:: YOUR TASK ::
Reproduce all records verbatim.

BEGIN DATA PROVIDED

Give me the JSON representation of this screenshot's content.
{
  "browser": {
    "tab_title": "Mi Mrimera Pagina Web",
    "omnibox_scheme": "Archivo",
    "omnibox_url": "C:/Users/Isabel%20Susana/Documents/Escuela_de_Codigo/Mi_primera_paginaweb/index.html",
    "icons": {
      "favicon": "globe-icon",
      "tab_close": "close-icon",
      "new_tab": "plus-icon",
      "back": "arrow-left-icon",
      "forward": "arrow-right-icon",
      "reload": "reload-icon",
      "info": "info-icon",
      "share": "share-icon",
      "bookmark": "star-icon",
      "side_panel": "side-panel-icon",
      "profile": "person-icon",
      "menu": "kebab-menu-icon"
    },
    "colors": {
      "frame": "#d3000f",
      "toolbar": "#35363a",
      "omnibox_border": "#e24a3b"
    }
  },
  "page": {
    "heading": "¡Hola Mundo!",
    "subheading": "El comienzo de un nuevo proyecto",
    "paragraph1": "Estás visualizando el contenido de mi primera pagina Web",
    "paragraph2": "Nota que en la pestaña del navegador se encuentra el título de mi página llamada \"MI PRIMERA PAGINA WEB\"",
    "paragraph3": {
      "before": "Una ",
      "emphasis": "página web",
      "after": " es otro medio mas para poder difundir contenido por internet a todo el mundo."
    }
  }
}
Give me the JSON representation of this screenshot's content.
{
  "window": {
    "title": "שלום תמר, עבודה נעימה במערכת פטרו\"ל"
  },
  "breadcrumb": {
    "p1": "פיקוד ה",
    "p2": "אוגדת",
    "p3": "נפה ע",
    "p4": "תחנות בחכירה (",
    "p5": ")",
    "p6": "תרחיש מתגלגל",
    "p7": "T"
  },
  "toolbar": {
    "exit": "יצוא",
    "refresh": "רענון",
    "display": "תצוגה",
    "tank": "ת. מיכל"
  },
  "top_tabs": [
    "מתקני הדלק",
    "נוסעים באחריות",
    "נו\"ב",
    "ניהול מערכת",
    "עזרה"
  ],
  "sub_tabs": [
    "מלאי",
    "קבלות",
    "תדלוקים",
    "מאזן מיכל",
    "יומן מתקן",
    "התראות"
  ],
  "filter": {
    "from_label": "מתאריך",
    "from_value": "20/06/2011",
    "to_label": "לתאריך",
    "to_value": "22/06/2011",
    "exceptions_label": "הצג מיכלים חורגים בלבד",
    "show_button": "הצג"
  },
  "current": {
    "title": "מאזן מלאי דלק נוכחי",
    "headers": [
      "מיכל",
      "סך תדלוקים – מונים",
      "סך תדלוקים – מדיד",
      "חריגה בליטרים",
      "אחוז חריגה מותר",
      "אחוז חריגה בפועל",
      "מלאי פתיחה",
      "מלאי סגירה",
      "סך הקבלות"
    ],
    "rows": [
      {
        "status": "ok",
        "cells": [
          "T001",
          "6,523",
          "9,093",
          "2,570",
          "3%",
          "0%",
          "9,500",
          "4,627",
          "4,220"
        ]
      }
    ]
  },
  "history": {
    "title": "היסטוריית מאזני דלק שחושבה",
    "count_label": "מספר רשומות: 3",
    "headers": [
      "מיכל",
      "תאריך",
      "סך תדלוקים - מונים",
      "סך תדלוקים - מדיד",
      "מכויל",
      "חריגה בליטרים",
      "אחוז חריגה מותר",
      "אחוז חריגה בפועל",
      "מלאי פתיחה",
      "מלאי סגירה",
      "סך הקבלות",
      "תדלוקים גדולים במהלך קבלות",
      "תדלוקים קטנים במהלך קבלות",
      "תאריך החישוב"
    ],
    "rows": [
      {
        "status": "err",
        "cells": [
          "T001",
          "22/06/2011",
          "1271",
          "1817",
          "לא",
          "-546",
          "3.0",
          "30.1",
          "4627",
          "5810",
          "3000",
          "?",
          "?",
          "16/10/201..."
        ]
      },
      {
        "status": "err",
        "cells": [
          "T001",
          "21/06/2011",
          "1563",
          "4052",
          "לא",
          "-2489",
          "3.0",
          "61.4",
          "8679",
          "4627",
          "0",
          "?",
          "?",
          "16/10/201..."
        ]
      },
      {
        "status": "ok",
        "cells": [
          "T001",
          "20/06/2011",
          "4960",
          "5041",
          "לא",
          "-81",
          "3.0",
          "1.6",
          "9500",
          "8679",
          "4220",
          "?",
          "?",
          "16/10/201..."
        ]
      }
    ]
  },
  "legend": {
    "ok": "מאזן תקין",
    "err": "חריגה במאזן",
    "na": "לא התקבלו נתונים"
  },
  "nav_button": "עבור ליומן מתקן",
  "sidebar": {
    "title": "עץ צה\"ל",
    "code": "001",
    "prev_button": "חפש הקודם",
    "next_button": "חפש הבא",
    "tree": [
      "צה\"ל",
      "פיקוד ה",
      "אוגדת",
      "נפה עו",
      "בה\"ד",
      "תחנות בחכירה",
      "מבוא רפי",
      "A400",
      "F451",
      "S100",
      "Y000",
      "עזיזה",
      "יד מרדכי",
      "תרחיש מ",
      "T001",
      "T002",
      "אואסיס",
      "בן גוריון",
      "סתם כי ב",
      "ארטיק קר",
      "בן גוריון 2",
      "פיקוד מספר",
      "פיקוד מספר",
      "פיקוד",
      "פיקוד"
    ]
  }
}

END DATA PROVIDED

:: EXERCISE OUTPUT ::
Give me the JSON representation of this screenshot's content.
{
  "browser": {
    "tab_title": "Mi Mrimera Pagina Web",
    "omnibox_scheme": "Archivo",
    "omnibox_url": "C:/Users/Isabel%20Susana/Documents/Escuela_de_Codigo/Mi_primera_paginaweb/index.html",
    "icons": {
      "favicon": "globe-icon",
      "tab_close": "close-icon",
      "new_tab": "plus-icon",
      "back": "arrow-left-icon",
      "forward": "arrow-right-icon",
      "reload": "reload-icon",
      "info": "info-icon",
      "share": "share-icon",
      "bookmark": "star-icon",
      "side_panel": "side-panel-icon",
      "profile": "person-icon",
      "menu": "kebab-menu-icon"
    },
    "colors": {
      "frame": "#d3000f",
      "toolbar": "#35363a",
      "omnibox_border": "#e24a3b"
    }
  },
  "page": {
    "heading": "¡Hola Mundo!",
    "subheading": "El comienzo de un nuevo proyecto",
    "paragraph1": "Estás visualizando el contenido de mi primera pagina Web",
    "paragraph2": "Nota que en la pestaña del navegador se encuentra el título de mi página llamada \"MI PRIMERA PAGINA WEB\"",
    "paragraph3": {
      "before": "Una ",
      "emphasis": "página web",
      "after": " es otro medio mas para poder difundir contenido por internet a todo el mundo."
    }
  }
}
Give me the JSON representation of this screenshot's content.
{
  "window": {
    "title": "שלום תמר, עבודה נעימה במערכת פטרו\"ל"
  },
  "breadcrumb": {
    "p1": "פיקוד ה",
    "p2": "אוגדת",
    "p3": "נפה ע",
    "p4": "תחנות בחכירה (",
    "p5": ")",
    "p6": "תרחיש מתגלגל",
    "p7": "T"
  },
  "toolbar": {
    "exit": "יצוא",
    "refresh": "רענון",
    "display": "תצוגה",
    "tank": "ת. מיכל"
  },
  "top_tabs": [
    "מתקני הדלק",
    "נוסעים באחריות",
    "נו\"ב",
    "ניהול מערכת",
    "עזרה"
  ],
  "sub_tabs": [
    "מלאי",
    "קבלות",
    "תדלוקים",
    "מאזן מיכל",
    "יומן מתקן",
    "התראות"
  ],
  "filter": {
    "from_label": "מתאריך",
    "from_value": "20/06/2011",
    "to_label": "לתאריך",
    "to_value": "22/06/2011",
    "exceptions_label": "הצג מיכלים חורגים בלבד",
    "show_button": "הצג"
  },
  "current": {
    "title": "מאזן מלאי דלק נוכחי",
    "headers": [
      "מיכל",
      "סך תדלוקים – מונים",
      "סך תדלוקים – מדיד",
      "חריגה בליטרים",
      "אחוז חריגה מותר",
      "אחוז חריגה בפועל",
      "מלאי פתיחה",
      "מלאי סגירה",
      "סך הקבלות"
    ],
    "rows": [
      {
        "status": "ok",
        "cells": [
          "T001",
          "6,523",
          "9,093",
          "2,570",
          "3%",
          "0%",
          "9,500",
          "4,627",
          "4,220"
        ]
      }
    ]
  },
  "history": {
    "title": "היסטוריית מאזני דלק שחושבה",
    "count_label": "מספר רשומות: 3",
    "headers": [
      "מיכל",
      "תאריך",
      "סך תדלוקים - מונים",
      "סך תדלוקים - מדיד",
      "מכויל",
      "חריגה בליטרים",
      "אחוז חריגה מותר",
      "אחוז חריגה בפועל",
      "מלאי פתיחה",
      "מלאי סגירה",
      "סך הקבלות",
      "תדלוקים גדולים במהלך קבלות",
      "תדלוקים קטנים במהלך קבלות",
      "תאריך החישוב"
    ],
    "rows": [
      {
        "status": "err",
        "cells": [
          "T001",
          "22/06/2011",
          "1271",
          "1817",
          "לא",
          "-546",
          "3.0",
          "30.1",
          "4627",
          "5810",
          "3000",
          "?",
          "?",
          "16/10/201..."
        ]
      },
      {
        "status": "err",
        "cells": [
          "T001",
          "21/06/2011",
          "1563",
          "4052",
          "לא",
          "-2489",
          "3.0",
          "61.4",
          "8679",
          "4627",
          "0",
          "?",
          "?",
          "16/10/201..."
        ]
      },
      {
        "status": "ok",
        "cells": [
          "T001",
          "20/06/2011",
          "4960",
          "5041",
          "לא",
          "-81",
          "3.0",
          "1.6",
          "9500",
          "8679",
          "4220",
          "?",
          "?",
          "16/10/201..."
        ]
      }
    ]
  },
  "legend": {
    "ok": "מאזן תקין",
    "err": "חריגה במאזן",
    "na": "לא התקבלו נתונים"
  },
  "nav_button": "עבור ליומן מתקן",
  "sidebar": {
    "title": "עץ צה\"ל",
    "code": "001",
    "prev_button": "חפש הקודם",
    "next_button": "חפש הבא",
    "tree": [
      "צה\"ל",
      "פיקוד ה",
      "אוגדת",
      "נפה עו",
      "בה\"ד",
      "תחנות בחכירה",
      "מבוא רפי",
      "A400",
      "F451",
      "S100",
      "Y000",
      "עזיזה",
      "יד מרדכי",
      "תרחיש מ",
      "T001",
      "T002",
      "אואסיס",
      "בן גוריון",
      "סתם כי ב",
      "ארטיק קר",
      "בן גוריון 2",
      "פיקוד מספר",
      "פיקוד מספר",
      "פיקוד",
      "פיקוד"
    ]
  }
}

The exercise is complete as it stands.